**MATERIAL TO PROCESS:**
++++++++++

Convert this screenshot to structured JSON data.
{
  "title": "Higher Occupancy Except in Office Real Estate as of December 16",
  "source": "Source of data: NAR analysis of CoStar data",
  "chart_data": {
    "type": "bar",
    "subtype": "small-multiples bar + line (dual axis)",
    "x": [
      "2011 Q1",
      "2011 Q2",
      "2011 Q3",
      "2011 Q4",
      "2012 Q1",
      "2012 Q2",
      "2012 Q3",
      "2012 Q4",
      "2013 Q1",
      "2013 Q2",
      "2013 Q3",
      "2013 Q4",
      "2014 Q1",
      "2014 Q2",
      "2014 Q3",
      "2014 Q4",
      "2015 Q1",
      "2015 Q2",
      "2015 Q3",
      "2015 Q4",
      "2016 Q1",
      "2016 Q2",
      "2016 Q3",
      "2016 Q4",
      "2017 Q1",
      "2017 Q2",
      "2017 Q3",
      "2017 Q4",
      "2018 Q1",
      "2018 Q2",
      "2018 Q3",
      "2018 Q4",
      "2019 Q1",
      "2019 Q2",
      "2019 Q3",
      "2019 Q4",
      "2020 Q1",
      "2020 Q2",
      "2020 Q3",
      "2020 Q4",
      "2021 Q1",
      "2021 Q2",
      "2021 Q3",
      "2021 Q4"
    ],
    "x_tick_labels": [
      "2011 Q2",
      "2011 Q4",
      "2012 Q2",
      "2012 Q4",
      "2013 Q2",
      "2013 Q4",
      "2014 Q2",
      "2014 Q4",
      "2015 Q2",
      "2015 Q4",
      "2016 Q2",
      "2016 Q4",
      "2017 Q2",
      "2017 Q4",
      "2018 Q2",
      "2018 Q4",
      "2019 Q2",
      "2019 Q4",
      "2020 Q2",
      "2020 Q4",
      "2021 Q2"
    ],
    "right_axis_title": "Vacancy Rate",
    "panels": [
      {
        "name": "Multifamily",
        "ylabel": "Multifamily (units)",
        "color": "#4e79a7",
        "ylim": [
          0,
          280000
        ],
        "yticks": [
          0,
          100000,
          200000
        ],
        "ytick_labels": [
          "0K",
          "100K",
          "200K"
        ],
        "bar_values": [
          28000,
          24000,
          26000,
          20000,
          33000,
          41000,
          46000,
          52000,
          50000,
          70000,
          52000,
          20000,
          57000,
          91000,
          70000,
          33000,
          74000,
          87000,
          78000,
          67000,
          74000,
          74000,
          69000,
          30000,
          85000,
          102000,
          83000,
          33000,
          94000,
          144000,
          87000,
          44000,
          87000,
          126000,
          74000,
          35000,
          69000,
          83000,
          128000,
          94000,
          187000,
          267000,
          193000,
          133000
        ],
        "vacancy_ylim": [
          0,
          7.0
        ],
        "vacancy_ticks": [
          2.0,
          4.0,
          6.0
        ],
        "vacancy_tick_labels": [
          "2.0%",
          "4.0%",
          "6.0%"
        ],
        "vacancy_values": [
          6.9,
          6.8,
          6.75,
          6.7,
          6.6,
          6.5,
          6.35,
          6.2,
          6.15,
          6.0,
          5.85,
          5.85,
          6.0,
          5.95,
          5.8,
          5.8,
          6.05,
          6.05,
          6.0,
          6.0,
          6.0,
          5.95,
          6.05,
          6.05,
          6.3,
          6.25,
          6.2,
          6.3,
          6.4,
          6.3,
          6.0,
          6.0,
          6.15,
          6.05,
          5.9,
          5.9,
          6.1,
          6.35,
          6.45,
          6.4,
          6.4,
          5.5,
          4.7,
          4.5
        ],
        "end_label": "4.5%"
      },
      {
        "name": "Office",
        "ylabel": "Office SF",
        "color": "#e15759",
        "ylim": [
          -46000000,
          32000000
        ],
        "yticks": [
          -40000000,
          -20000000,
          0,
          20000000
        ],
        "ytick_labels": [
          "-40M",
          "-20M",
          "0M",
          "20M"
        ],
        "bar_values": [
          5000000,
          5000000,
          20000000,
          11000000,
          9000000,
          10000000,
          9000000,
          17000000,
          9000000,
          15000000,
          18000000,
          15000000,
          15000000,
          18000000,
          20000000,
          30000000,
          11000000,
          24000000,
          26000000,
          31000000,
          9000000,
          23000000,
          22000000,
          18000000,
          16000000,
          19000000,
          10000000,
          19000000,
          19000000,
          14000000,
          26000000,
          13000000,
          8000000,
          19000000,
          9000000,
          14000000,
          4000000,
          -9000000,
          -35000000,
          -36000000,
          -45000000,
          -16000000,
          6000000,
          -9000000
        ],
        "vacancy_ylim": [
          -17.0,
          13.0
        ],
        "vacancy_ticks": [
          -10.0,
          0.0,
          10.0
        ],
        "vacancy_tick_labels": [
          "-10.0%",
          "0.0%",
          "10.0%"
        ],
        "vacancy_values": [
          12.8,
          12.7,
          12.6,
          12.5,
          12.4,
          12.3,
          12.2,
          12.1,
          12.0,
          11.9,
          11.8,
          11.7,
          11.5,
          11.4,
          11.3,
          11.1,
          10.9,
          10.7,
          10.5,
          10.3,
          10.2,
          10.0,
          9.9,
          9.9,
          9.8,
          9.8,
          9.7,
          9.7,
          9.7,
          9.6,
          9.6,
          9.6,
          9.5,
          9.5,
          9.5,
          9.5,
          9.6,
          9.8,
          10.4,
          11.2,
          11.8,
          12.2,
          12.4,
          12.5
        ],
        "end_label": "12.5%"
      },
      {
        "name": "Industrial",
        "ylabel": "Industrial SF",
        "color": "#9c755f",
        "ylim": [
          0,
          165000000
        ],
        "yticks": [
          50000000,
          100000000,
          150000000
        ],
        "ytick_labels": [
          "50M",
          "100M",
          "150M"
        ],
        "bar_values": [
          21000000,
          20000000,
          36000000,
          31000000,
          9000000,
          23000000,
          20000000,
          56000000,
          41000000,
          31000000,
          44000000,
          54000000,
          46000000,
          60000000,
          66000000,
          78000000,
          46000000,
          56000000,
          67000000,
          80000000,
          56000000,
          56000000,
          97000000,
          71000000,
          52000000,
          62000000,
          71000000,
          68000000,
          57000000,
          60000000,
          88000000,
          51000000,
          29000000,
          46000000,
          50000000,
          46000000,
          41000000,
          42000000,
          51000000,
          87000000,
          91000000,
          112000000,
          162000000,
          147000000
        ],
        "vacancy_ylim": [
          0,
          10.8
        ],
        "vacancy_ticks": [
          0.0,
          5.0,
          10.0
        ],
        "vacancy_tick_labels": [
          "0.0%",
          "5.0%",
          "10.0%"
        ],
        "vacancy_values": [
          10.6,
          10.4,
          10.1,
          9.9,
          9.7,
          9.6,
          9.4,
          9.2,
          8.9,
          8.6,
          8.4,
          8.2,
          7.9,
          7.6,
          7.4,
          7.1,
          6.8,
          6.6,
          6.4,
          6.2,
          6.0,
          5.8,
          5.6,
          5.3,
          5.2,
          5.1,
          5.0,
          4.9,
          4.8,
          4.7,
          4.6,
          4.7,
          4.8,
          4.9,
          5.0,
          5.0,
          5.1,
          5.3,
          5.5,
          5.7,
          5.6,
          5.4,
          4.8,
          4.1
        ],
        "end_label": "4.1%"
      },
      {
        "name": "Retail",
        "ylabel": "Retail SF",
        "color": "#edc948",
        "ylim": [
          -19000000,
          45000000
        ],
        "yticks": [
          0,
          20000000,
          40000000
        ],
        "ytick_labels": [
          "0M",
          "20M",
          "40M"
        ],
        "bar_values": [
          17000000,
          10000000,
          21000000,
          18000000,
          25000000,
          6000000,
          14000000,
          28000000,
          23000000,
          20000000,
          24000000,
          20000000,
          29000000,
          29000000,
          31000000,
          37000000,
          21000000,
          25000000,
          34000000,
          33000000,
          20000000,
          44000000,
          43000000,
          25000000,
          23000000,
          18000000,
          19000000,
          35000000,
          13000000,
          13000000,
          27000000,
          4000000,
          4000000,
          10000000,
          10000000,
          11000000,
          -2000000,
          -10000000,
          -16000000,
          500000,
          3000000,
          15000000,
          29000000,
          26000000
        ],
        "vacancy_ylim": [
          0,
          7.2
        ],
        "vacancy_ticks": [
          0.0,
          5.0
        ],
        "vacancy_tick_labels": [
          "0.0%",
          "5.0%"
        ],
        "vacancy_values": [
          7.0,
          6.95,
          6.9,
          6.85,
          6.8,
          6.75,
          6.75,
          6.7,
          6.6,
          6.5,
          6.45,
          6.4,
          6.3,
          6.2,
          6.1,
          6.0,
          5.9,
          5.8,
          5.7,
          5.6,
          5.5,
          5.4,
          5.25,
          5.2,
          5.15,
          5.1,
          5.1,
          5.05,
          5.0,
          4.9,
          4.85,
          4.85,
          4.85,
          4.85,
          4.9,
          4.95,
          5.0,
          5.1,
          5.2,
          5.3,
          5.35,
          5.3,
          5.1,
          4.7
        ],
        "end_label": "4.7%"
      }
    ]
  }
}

++++++++++

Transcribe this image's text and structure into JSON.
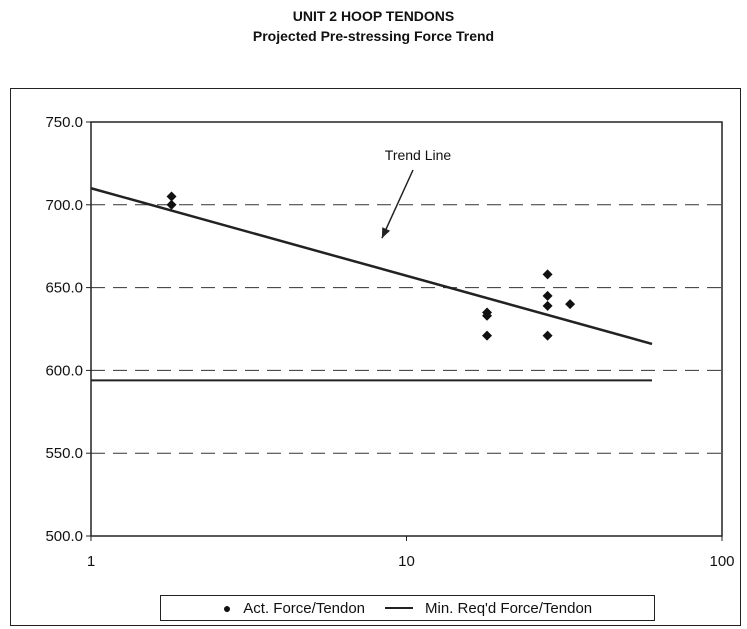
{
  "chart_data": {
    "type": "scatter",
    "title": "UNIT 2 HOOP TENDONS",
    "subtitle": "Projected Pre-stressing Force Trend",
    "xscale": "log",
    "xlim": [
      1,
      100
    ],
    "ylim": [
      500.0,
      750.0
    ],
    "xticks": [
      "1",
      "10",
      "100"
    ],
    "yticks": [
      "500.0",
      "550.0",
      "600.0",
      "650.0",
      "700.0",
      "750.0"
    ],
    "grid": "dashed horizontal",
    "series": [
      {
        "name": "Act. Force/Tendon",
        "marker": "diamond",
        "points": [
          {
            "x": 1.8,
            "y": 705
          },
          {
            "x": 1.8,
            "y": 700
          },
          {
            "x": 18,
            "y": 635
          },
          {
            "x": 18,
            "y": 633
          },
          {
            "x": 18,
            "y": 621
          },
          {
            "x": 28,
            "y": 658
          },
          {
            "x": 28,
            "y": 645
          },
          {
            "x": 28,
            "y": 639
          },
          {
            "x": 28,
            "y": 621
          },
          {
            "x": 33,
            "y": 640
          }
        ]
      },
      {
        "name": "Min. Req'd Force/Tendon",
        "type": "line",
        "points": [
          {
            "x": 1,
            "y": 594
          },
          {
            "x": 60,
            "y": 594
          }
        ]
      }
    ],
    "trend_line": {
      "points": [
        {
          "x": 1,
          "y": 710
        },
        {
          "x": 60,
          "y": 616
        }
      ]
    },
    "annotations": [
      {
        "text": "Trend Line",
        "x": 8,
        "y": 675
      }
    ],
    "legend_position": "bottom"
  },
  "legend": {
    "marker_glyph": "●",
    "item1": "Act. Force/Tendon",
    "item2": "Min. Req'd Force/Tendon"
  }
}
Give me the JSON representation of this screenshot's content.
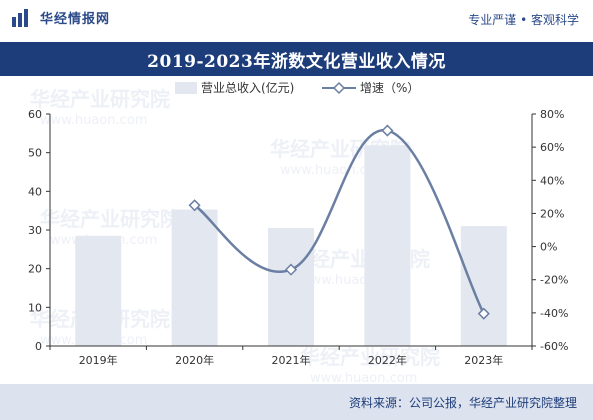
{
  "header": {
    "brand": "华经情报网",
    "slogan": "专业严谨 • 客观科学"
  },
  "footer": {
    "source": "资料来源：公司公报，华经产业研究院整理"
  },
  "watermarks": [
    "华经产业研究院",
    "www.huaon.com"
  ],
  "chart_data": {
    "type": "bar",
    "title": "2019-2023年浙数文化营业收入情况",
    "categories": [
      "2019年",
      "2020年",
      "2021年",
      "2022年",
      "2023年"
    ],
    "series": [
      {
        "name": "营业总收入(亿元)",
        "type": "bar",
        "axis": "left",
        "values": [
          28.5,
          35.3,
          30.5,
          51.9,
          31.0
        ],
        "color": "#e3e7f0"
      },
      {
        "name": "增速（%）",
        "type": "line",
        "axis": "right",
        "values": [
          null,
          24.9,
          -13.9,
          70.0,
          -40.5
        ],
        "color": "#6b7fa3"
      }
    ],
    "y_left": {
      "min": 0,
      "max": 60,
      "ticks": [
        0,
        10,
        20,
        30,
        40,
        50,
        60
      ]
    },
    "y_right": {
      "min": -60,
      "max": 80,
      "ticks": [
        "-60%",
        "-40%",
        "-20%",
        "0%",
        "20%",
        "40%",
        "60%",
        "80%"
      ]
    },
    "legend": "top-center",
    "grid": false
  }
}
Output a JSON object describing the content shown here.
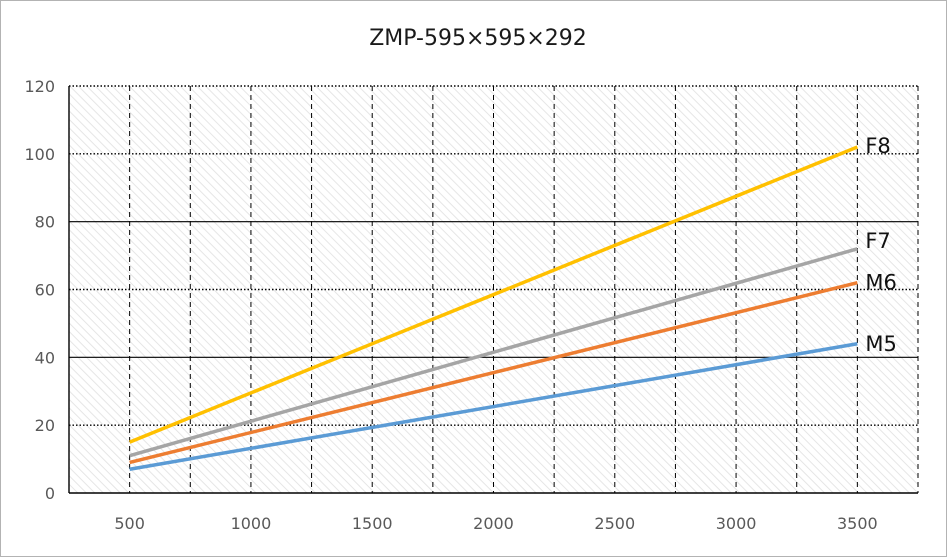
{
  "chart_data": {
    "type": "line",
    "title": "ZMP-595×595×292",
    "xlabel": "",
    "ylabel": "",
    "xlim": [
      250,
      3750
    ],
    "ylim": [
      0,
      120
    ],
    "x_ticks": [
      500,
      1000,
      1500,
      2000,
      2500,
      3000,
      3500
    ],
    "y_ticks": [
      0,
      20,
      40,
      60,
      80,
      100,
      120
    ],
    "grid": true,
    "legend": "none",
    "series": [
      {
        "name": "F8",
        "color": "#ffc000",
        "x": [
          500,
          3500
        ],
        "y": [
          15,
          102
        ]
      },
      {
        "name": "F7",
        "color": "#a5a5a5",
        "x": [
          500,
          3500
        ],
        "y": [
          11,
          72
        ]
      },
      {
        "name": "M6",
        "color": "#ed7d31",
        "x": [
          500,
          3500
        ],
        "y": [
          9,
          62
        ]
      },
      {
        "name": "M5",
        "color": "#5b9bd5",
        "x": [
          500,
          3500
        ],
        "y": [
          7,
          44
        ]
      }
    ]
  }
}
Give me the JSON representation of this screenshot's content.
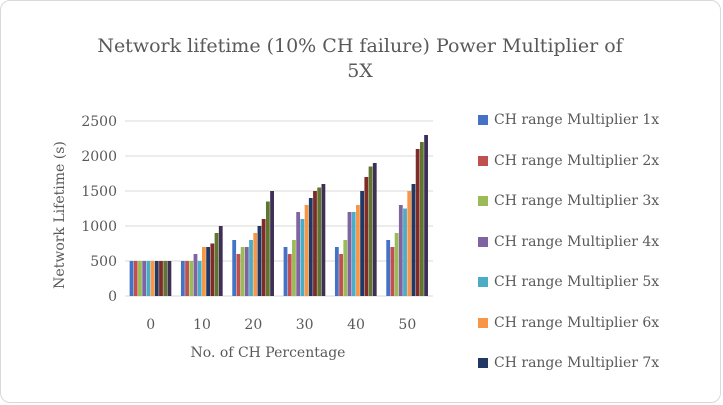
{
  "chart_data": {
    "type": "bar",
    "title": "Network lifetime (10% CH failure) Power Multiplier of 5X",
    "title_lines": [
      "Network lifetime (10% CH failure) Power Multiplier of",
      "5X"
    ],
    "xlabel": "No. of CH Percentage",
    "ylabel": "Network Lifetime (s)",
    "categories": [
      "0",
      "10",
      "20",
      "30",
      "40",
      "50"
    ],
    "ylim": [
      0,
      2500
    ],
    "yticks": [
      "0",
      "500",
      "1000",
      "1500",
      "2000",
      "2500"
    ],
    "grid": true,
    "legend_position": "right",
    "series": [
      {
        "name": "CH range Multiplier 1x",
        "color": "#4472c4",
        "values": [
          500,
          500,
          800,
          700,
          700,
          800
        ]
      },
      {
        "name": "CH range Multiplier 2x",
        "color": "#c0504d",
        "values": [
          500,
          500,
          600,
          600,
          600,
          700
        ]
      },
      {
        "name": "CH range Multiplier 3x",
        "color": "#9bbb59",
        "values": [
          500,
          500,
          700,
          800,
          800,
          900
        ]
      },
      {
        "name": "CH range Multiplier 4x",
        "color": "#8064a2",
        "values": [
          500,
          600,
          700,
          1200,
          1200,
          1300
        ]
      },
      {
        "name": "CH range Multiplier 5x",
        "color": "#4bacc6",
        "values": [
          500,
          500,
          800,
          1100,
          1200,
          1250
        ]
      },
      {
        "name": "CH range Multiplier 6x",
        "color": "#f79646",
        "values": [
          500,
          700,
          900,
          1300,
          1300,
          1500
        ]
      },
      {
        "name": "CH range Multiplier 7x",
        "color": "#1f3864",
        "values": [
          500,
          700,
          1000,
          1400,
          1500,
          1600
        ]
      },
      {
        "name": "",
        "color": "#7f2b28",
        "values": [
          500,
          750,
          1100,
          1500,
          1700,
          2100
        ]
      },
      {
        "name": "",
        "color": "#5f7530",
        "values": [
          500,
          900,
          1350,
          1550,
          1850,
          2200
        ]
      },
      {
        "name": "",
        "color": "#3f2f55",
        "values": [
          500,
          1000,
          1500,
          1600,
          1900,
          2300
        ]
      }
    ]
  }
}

++++++++++

**TASK TO COMPLETE:** From the records above, pick out and copy each line holding the word "JSON".

**ANSWER FOR THE TASK:**
Convert this screenshot to structured JSON data.
Transcribe this image's text and structure into JSON.
Give me the JSON representation of this screenshot's content.
Output a JSON object describing the content shown here.
Give me the JSON representation of this screenshot's content.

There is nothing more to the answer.